→ **DATA**
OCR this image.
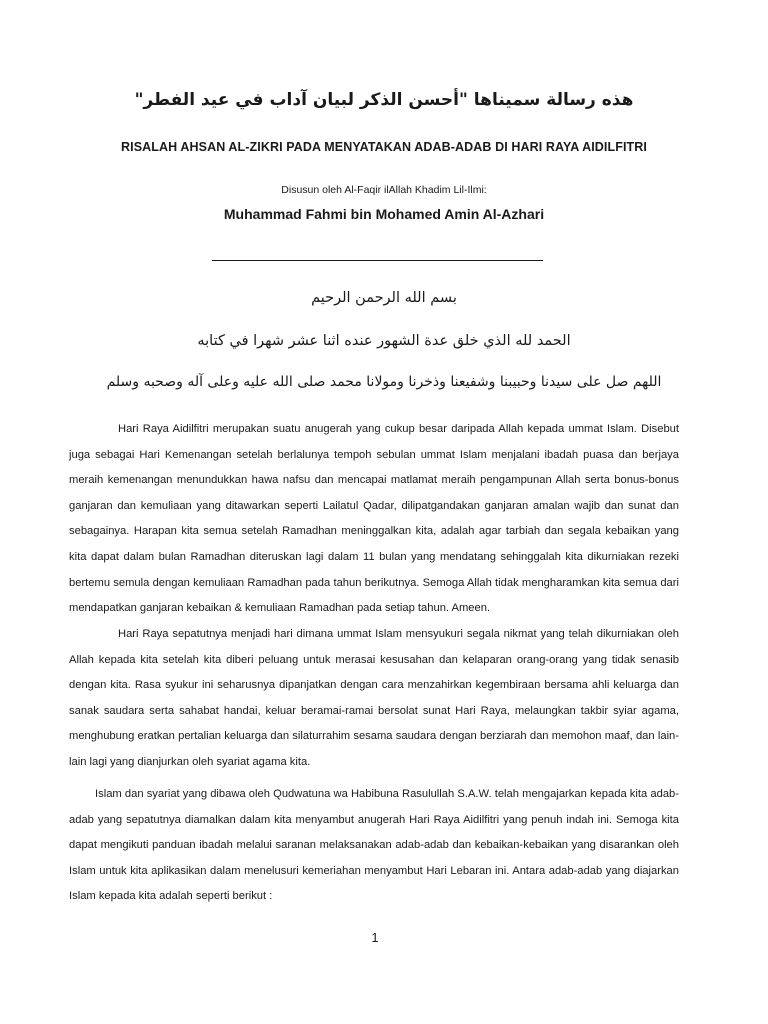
هذه رسالة سميناها "أحسن الذكر لبيان آداب في عيد الفطر"
RISALAH AHSAN AL-ZIKRI PADA MENYATAKAN ADAB-ADAB DI HARI RAYA AIDILFITRI
Disusun oleh Al-Faqir ilAllah Khadim Lil-Ilmi:
Muhammad Fahmi bin Mohamed Amin Al-Azhari
بسم الله الرحمن الرحيم
الحمد لله الذي خلق عدة الشهور عنده اثنا عشر شهرا في كتابه
اللهم صل على سيدنا وحبيبنا وشفيعنا وذخرنا ومولانا محمد صلى الله عليه وعلى آله وصحبه وسلم

Hari Raya Aidilfitri merupakan suatu anugerah yang cukup besar daripada Allah kepada ummat Islam. Disebut juga sebagai Hari Kemenangan setelah berlalunya tempoh sebulan ummat Islam menjalani ibadah puasa dan berjaya meraih kemenangan menundukkan hawa nafsu dan mencapai matlamat meraih pengampunan Allah serta bonus-bonus ganjaran dan kemuliaan yang ditawarkan seperti Lailatul Qadar, dilipatgandakan ganjaran amalan wajib dan sunat dan sebagainya. Harapan kita semua setelah Ramadhan meninggalkan kita, adalah agar tarbiah dan segala kebaikan yang kita dapat dalam bulan Ramadhan diteruskan lagi dalam 11 bulan yang mendatang sehinggalah kita dikurniakan rezeki bertemu semula dengan kemuliaan Ramadhan pada tahun berikutnya. Semoga Allah tidak mengharamkan kita semua dari mendapatkan ganjaran kebaikan & kemuliaan Ramadhan pada setiap tahun. Ameen.

Hari Raya sepatutnya menjadi hari dimana ummat Islam mensyukuri segala nikmat yang telah dikurniakan oleh Allah kepada kita setelah kita diberi peluang untuk merasai kesusahan dan kelaparan orang-orang yang tidak senasib dengan kita. Rasa syukur ini seharusnya dipanjatkan dengan cara menzahirkan kegembiraan bersama ahli keluarga dan sanak saudara serta sahabat handai, keluar beramai-ramai bersolat sunat Hari Raya, melaungkan takbir syiar agama, menghubung eratkan pertalian keluarga dan silaturrahim sesama saudara dengan berziarah dan memohon maaf, dan lain-lain lagi yang dianjurkan oleh syariat agama kita.

Islam dan syariat yang dibawa oleh Qudwatuna wa Habibuna Rasulullah S.A.W. telah mengajarkan kepada kita adab-adab yang sepatutnya diamalkan dalam kita menyambut anugerah Hari Raya Aidilfitri yang penuh indah ini. Semoga kita dapat mengikuti panduan ibadah melalui saranan melaksanakan adab-adab dan kebaikan-kebaikan yang disarankan oleh Islam untuk kita aplikasikan dalam menelusuri kemeriahan menyambut Hari Lebaran ini. Antara adab-adab yang diajarkan Islam kepada kita adalah seperti berikut :

1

→ **STATED TASK**
Which lines include the word "الله"? Copy every one of them.

→ **THE OUTPUT**
بسم الله الرحمن الرحيم
اللهم صل على سيدنا وحبيبنا وشفيعنا وذخرنا ومولانا محمد صلى الله عليه وعلى آله وصحبه وسلم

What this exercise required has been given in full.